**Exercise:** Retype each entry below, keeping every character the same.

**Raw records:**
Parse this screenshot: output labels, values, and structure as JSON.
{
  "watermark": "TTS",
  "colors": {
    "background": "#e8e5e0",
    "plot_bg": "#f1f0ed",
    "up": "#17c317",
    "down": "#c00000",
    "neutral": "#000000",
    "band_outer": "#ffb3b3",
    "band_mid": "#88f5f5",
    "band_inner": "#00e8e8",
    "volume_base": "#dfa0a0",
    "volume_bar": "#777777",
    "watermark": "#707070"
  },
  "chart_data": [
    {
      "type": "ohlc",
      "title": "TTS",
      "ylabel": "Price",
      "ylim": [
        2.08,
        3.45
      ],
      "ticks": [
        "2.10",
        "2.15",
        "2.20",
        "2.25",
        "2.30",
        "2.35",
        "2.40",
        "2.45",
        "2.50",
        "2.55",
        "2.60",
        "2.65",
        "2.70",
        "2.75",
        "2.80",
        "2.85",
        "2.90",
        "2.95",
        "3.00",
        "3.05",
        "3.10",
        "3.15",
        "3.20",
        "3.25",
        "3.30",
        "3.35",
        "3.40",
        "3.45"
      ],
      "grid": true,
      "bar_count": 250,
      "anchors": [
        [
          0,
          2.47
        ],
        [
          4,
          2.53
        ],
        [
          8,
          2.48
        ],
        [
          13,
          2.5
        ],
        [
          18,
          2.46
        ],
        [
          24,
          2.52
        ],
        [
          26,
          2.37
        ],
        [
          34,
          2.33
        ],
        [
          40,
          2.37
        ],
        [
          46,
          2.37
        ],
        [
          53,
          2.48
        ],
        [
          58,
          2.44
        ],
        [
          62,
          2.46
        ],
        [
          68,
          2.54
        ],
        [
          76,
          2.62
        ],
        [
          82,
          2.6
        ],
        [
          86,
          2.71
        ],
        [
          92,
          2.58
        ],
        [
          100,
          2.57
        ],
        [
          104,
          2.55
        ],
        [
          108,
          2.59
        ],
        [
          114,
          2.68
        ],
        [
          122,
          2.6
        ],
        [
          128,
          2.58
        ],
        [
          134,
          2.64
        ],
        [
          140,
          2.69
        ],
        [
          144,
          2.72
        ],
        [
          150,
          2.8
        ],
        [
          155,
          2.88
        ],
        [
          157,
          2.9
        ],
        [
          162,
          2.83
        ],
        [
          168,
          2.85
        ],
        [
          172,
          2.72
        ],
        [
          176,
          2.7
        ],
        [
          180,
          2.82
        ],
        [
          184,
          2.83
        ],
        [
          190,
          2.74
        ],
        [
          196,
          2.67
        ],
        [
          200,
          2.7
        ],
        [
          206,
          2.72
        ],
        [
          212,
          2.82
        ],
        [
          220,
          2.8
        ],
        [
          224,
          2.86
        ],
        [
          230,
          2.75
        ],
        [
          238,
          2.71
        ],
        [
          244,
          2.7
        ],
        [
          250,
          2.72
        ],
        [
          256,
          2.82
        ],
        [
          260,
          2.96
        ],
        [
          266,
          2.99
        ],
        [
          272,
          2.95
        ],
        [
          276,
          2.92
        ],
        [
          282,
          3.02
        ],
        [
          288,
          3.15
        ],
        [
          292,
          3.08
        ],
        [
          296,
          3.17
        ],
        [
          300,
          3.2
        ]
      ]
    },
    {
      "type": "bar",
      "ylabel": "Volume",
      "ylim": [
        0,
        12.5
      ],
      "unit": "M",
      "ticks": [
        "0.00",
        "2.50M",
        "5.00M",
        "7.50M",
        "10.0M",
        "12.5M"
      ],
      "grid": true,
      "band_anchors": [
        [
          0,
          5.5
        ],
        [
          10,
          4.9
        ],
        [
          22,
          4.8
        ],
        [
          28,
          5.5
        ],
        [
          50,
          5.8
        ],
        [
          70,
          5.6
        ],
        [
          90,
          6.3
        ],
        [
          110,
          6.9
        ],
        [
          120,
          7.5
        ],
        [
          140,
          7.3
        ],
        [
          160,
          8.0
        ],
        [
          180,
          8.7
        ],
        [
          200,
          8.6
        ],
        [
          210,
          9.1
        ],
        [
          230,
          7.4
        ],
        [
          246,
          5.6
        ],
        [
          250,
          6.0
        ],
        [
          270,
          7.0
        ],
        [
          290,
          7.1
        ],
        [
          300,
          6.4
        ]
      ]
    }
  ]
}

**Solution to the exercise:**
Parse this screenshot: output labels, values, and structure as JSON.
{
  "watermark": "TTS",
  "colors": {
    "background": "#e8e5e0",
    "plot_bg": "#f1f0ed",
    "up": "#17c317",
    "down": "#c00000",
    "neutral": "#000000",
    "band_outer": "#ffb3b3",
    "band_mid": "#88f5f5",
    "band_inner": "#00e8e8",
    "volume_base": "#dfa0a0",
    "volume_bar": "#777777",
    "watermark": "#707070"
  },
  "chart_data": [
    {
      "type": "ohlc",
      "title": "TTS",
      "ylabel": "Price",
      "ylim": [
        2.08,
        3.45
      ],
      "ticks": [
        "2.10",
        "2.15",
        "2.20",
        "2.25",
        "2.30",
        "2.35",
        "2.40",
        "2.45",
        "2.50",
        "2.55",
        "2.60",
        "2.65",
        "2.70",
        "2.75",
        "2.80",
        "2.85",
        "2.90",
        "2.95",
        "3.00",
        "3.05",
        "3.10",
        "3.15",
        "3.20",
        "3.25",
        "3.30",
        "3.35",
        "3.40",
        "3.45"
      ],
      "grid": true,
      "bar_count": 250,
      "anchors": [
        [
          0,
          2.47
        ],
        [
          4,
          2.53
        ],
        [
          8,
          2.48
        ],
        [
          13,
          2.5
        ],
        [
          18,
          2.46
        ],
        [
          24,
          2.52
        ],
        [
          26,
          2.37
        ],
        [
          34,
          2.33
        ],
        [
          40,
          2.37
        ],
        [
          46,
          2.37
        ],
        [
          53,
          2.48
        ],
        [
          58,
          2.44
        ],
        [
          62,
          2.46
        ],
        [
          68,
          2.54
        ],
        [
          76,
          2.62
        ],
        [
          82,
          2.6
        ],
        [
          86,
          2.71
        ],
        [
          92,
          2.58
        ],
        [
          100,
          2.57
        ],
        [
          104,
          2.55
        ],
        [
          108,
          2.59
        ],
        [
          114,
          2.68
        ],
        [
          122,
          2.6
        ],
        [
          128,
          2.58
        ],
        [
          134,
          2.64
        ],
        [
          140,
          2.69
        ],
        [
          144,
          2.72
        ],
        [
          150,
          2.8
        ],
        [
          155,
          2.88
        ],
        [
          157,
          2.9
        ],
        [
          162,
          2.83
        ],
        [
          168,
          2.85
        ],
        [
          172,
          2.72
        ],
        [
          176,
          2.7
        ],
        [
          180,
          2.82
        ],
        [
          184,
          2.83
        ],
        [
          190,
          2.74
        ],
        [
          196,
          2.67
        ],
        [
          200,
          2.7
        ],
        [
          206,
          2.72
        ],
        [
          212,
          2.82
        ],
        [
          220,
          2.8
        ],
        [
          224,
          2.86
        ],
        [
          230,
          2.75
        ],
        [
          238,
          2.71
        ],
        [
          244,
          2.7
        ],
        [
          250,
          2.72
        ],
        [
          256,
          2.82
        ],
        [
          260,
          2.96
        ],
        [
          266,
          2.99
        ],
        [
          272,
          2.95
        ],
        [
          276,
          2.92
        ],
        [
          282,
          3.02
        ],
        [
          288,
          3.15
        ],
        [
          292,
          3.08
        ],
        [
          296,
          3.17
        ],
        [
          300,
          3.2
        ]
      ]
    },
    {
      "type": "bar",
      "ylabel": "Volume",
      "ylim": [
        0,
        12.5
      ],
      "unit": "M",
      "ticks": [
        "0.00",
        "2.50M",
        "5.00M",
        "7.50M",
        "10.0M",
        "12.5M"
      ],
      "grid": true,
      "band_anchors": [
        [
          0,
          5.5
        ],
        [
          10,
          4.9
        ],
        [
          22,
          4.8
        ],
        [
          28,
          5.5
        ],
        [
          50,
          5.8
        ],
        [
          70,
          5.6
        ],
        [
          90,
          6.3
        ],
        [
          110,
          6.9
        ],
        [
          120,
          7.5
        ],
        [
          140,
          7.3
        ],
        [
          160,
          8.0
        ],
        [
          180,
          8.7
        ],
        [
          200,
          8.6
        ],
        [
          210,
          9.1
        ],
        [
          230,
          7.4
        ],
        [
          246,
          5.6
        ],
        [
          250,
          6.0
        ],
        [
          270,
          7.0
        ],
        [
          290,
          7.1
        ],
        [
          300,
          6.4
        ]
      ]
    }
  ]
}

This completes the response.